[Saved data entries]
· · ·
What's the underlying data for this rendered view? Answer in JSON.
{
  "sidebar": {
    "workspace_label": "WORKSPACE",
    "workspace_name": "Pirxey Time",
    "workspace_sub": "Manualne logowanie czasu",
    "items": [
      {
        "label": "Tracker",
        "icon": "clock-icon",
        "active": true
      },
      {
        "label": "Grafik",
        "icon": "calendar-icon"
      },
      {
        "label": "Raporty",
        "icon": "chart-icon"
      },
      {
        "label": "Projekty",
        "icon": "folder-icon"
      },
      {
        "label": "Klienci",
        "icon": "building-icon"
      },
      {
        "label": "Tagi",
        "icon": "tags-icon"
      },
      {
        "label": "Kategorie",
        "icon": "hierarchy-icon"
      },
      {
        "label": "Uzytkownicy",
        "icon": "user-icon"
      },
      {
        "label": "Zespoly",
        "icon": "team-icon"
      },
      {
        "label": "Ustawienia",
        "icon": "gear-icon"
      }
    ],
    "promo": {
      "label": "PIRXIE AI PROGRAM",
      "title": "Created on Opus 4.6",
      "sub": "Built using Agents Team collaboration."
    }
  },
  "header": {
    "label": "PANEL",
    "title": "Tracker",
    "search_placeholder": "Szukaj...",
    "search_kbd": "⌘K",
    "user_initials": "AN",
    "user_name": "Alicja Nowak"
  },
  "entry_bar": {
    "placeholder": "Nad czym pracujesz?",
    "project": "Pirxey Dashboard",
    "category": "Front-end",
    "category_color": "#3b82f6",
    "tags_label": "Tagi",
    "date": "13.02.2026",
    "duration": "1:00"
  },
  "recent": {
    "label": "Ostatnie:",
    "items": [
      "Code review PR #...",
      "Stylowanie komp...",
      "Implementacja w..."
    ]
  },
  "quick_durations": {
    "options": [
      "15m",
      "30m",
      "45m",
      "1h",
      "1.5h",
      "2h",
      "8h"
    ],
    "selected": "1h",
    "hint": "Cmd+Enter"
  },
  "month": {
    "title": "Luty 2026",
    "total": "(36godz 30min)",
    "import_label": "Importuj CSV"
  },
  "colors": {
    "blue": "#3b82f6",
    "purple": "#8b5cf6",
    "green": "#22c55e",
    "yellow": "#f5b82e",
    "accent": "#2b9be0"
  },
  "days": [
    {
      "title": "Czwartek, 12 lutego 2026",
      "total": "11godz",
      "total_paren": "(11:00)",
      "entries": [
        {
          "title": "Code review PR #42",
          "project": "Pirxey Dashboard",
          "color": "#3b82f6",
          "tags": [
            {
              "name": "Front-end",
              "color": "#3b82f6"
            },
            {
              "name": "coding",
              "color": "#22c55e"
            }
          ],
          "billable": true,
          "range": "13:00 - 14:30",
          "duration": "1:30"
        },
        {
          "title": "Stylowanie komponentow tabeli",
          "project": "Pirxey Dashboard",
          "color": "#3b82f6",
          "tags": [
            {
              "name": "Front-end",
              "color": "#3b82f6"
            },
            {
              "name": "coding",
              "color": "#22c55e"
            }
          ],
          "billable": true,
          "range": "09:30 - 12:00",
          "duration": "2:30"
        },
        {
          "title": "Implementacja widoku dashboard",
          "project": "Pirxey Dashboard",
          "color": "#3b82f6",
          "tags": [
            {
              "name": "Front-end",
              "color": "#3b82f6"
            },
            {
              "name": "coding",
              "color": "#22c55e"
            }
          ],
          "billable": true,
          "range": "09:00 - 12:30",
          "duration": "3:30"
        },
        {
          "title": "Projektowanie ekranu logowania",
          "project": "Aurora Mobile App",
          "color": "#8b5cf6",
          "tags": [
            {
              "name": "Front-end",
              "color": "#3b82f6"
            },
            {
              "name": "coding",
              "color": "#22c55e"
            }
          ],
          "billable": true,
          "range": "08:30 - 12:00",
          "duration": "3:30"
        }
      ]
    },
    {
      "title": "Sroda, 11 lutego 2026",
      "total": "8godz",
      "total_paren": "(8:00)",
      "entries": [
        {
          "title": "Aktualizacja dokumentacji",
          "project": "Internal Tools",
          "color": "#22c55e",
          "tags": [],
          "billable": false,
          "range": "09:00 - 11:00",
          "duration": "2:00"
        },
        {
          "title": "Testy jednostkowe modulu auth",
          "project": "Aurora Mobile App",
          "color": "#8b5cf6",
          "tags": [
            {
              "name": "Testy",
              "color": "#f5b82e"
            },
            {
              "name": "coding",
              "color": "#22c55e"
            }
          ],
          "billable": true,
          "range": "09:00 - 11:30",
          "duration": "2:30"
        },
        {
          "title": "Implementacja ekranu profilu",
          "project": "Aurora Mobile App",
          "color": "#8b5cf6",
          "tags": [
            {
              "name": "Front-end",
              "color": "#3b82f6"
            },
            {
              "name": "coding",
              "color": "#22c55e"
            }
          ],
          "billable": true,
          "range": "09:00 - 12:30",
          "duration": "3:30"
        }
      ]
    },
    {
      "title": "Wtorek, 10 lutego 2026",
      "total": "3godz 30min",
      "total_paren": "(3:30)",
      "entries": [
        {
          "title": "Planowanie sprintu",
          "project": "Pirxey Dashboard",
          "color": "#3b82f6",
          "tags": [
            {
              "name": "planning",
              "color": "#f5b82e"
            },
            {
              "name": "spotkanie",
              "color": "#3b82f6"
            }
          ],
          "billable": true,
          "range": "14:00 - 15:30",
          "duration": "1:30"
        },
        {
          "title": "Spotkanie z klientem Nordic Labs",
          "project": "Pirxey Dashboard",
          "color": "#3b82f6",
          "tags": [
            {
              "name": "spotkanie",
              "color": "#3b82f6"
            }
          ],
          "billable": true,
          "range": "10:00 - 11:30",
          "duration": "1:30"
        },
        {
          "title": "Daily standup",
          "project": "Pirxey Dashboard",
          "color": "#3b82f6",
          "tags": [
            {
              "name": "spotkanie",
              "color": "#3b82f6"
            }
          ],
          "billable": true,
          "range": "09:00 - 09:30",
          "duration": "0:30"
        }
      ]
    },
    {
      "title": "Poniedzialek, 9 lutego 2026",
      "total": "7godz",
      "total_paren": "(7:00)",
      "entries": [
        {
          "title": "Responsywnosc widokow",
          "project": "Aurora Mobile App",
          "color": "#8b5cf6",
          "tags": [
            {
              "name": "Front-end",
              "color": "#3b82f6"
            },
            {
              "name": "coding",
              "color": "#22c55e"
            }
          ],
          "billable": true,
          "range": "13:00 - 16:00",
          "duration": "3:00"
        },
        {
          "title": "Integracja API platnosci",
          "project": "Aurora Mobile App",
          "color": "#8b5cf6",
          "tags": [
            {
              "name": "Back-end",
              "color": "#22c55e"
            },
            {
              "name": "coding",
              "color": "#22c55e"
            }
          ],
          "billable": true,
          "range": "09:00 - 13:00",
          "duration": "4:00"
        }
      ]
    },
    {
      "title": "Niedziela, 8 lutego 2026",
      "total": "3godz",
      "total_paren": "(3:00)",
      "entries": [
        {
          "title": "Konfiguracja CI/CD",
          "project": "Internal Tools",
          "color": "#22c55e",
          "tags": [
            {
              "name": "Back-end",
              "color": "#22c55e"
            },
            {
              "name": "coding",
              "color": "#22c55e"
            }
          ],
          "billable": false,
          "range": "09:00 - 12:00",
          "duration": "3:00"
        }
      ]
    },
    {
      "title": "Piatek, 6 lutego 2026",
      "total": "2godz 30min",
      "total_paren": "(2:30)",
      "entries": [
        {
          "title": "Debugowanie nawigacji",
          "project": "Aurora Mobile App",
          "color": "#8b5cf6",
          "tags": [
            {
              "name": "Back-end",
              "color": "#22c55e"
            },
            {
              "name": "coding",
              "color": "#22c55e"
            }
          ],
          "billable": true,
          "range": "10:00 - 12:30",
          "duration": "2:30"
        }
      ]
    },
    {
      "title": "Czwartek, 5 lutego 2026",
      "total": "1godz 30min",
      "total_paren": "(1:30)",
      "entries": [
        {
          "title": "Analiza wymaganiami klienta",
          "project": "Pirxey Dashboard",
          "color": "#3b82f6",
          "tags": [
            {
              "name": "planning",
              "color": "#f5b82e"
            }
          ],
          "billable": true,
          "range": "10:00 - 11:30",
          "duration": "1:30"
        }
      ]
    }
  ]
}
· · ·
* [TASK PROMPT]
Where a line in the material contains "Implementacja", copy that line.

* [WORKED ANSWER]
      "Implementacja w..."
          "title": "Implementacja widoku dashboard",
          "title": "Implementacja ekranu profilu",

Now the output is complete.